-- Task goal --
Write out, without any change, the lines from the beginning of the listings through the line containing "running-header-title: 《职业院校数字校园规范》 [969,94,1203,121]", both ends included.

-- Listings of boxed layout items --
—————

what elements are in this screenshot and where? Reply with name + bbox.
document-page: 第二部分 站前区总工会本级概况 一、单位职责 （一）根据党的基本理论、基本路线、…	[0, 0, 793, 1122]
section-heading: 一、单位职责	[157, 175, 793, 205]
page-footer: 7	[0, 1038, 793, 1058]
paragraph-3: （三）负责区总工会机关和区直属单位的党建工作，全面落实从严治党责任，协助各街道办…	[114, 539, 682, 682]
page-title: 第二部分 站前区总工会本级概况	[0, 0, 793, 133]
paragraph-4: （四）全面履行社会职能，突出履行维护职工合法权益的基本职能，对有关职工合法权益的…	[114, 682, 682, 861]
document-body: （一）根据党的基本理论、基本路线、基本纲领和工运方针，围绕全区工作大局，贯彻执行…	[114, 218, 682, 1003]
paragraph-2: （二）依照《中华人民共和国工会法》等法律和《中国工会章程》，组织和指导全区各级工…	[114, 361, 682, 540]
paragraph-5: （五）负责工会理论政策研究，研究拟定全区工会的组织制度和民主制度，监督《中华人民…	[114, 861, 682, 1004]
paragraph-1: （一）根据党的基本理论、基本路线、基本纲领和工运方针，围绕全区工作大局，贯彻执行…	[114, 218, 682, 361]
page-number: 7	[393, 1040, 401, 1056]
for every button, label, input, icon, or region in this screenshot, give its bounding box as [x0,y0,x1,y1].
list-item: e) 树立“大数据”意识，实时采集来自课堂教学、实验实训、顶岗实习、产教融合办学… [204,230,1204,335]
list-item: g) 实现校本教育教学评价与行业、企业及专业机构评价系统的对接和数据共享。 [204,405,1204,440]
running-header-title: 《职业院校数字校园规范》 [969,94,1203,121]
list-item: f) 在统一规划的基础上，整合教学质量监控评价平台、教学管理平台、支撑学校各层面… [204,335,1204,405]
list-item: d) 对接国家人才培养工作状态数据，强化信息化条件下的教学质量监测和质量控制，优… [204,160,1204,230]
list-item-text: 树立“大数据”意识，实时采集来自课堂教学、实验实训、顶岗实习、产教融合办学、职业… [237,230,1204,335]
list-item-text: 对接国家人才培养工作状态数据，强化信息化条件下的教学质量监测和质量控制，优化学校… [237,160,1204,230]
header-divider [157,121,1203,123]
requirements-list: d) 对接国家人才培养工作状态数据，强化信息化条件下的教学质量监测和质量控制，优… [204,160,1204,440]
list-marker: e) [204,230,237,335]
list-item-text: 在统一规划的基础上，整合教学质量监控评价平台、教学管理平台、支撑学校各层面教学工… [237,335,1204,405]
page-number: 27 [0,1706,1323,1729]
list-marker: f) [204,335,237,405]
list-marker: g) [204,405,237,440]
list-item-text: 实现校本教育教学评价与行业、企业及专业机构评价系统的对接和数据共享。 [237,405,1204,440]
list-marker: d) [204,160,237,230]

—————

-- Task output --
what elements are in this screenshot and where? Reply with name + bbox.
document-page: 第二部分 站前区总工会本级概况 一、单位职责 （一）根据党的基本理论、基本路线、…	[0, 0, 793, 1122]
section-heading: 一、单位职责	[157, 175, 793, 205]
page-footer: 7	[0, 1038, 793, 1058]
paragraph-3: （三）负责区总工会机关和区直属单位的党建工作，全面落实从严治党责任，协助各街道办…	[114, 539, 682, 682]
page-title: 第二部分 站前区总工会本级概况	[0, 0, 793, 133]
paragraph-4: （四）全面履行社会职能，突出履行维护职工合法权益的基本职能，对有关职工合法权益的…	[114, 682, 682, 861]
document-body: （一）根据党的基本理论、基本路线、基本纲领和工运方针，围绕全区工作大局，贯彻执行…	[114, 218, 682, 1003]
paragraph-2: （二）依照《中华人民共和国工会法》等法律和《中国工会章程》，组织和指导全区各级工…	[114, 361, 682, 540]
paragraph-5: （五）负责工会理论政策研究，研究拟定全区工会的组织制度和民主制度，监督《中华人民…	[114, 861, 682, 1004]
paragraph-1: （一）根据党的基本理论、基本路线、基本纲领和工运方针，围绕全区工作大局，贯彻执行…	[114, 218, 682, 361]
page-number: 7	[393, 1040, 401, 1056]
for every button, label, input, icon, or region in this screenshot, give its bounding box as [x0,y0,x1,y1].
list-item: e) 树立“大数据”意识，实时采集来自课堂教学、实验实训、顶岗实习、产教融合办学… [204,230,1204,335]
list-item: g) 实现校本教育教学评价与行业、企业及专业机构评价系统的对接和数据共享。 [204,405,1204,440]
running-header-title: 《职业院校数字校园规范》 [969,94,1203,121]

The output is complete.